Available data:
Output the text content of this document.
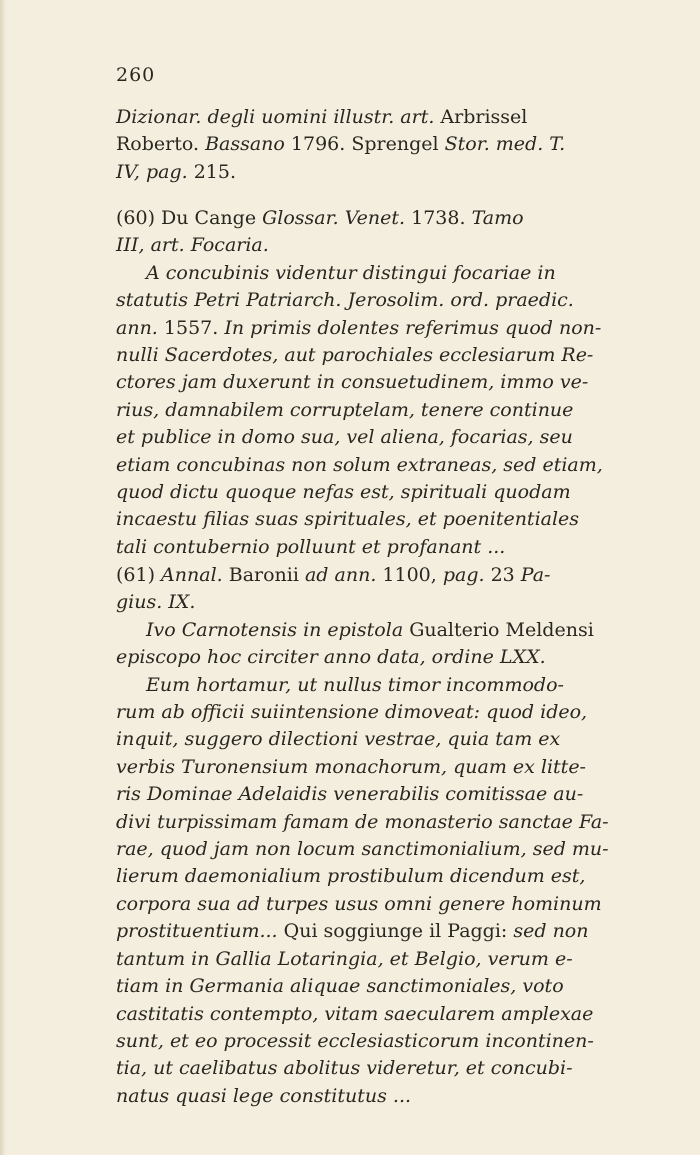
260
Dizionar. degli uomini illustr. art. Arbrissel
Roberto. Bassano 1796. Sprengel Stor. med. T.
IV, pag. 215.
(60) Du Cange Glossar. Venet. 1738. Tamo
III, art. Focaria.
A concubinis videntur distingui focariae in
statutis Petri Patriarch. Jerosolim. ord. praedic.
ann. 1557. In primis dolentes referimus quod non-
nulli Sacerdotes, aut parochiales ecclesiarum Re-
ctores jam duxerunt in consuetudinem, immo ve-
rius, damnabilem corruptelam, tenere continue
et publice in domo sua, vel aliena, focarias, seu
etiam concubinas non solum extraneas, sed etiam,
quod dictu quoque nefas est, spirituali quodam
incaestu filias suas spirituales, et poenitentiales
tali contubernio polluunt et profanant ...
(61) Annal. Baronii ad ann. 1100, pag. 23 Pa-
gius. IX.
Ivo Carnotensis in epistola Gualterio Meldensi
episcopo hoc circiter anno data, ordine LXX.
Eum hortamur, ut nullus timor incommodo-
rum ab officii suiintensione dimoveat: quod ideo,
inquit, suggero dilectioni vestrae, quia tam ex
verbis Turonensium monachorum, quam ex litte-
ris Dominae Adelaidis venerabilis comitissae au-
divi turpissimam famam de monasterio sanctae Fa-
rae, quod jam non locum sanctimonialium, sed mu-
lierum daemonialium prostibulum dicendum est,
corpora sua ad turpes usus omni genere hominum
prostituentium... Qui soggiunge il Paggi: sed non
tantum in Gallia Lotaringia, et Belgio, verum e-
tiam in Germania aliquae sanctimoniales, voto
castitatis contempto, vitam saecularem amplexae
sunt, et eo processit ecclesiasticorum incontinen-
tia, ut caelibatus abolitus videretur, et concubi-
natus quasi lege constitutus ...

Directions:
Reproduce all of the material exactly, apart from the pictures.

Answer to this problem:
Output the text content of this document.
260
Dizionar. degli uomini illustr. art. Arbrissel
Roberto. Bassano 1796. Sprengel Stor. med. T.
IV, pag. 215.
(60) Du Cange Glossar. Venet. 1738. Tamo
III, art. Focaria.
A concubinis videntur distingui focariae in
statutis Petri Patriarch. Jerosolim. ord. praedic.
ann. 1557. In primis dolentes referimus quod non-
nulli Sacerdotes, aut parochiales ecclesiarum Re-
ctores jam duxerunt in consuetudinem, immo ve-
rius, damnabilem corruptelam, tenere continue
et publice in domo sua, vel aliena, focarias, seu
etiam concubinas non solum extraneas, sed etiam,
quod dictu quoque nefas est, spirituali quodam
incaestu filias suas spirituales, et poenitentiales
tali contubernio polluunt et profanant ...
(61) Annal. Baronii ad ann. 1100, pag. 23 Pa-
gius. IX.
Ivo Carnotensis in epistola Gualterio Meldensi
episcopo hoc circiter anno data, ordine LXX.
Eum hortamur, ut nullus timor incommodo-
rum ab officii suiintensione dimoveat: quod ideo,
inquit, suggero dilectioni vestrae, quia tam ex
verbis Turonensium monachorum, quam ex litte-
ris Dominae Adelaidis venerabilis comitissae au-
divi turpissimam famam de monasterio sanctae Fa-
rae, quod jam non locum sanctimonialium, sed mu-
lierum daemonialium prostibulum dicendum est,
corpora sua ad turpes usus omni genere hominum
prostituentium... Qui soggiunge il Paggi: sed non
tantum in Gallia Lotaringia, et Belgio, verum e-
tiam in Germania aliquae sanctimoniales, voto
castitatis contempto, vitam saecularem amplexae
sunt, et eo processit ecclesiasticorum incontinen-
tia, ut caelibatus abolitus videretur, et concubi-
natus quasi lege constitutus ...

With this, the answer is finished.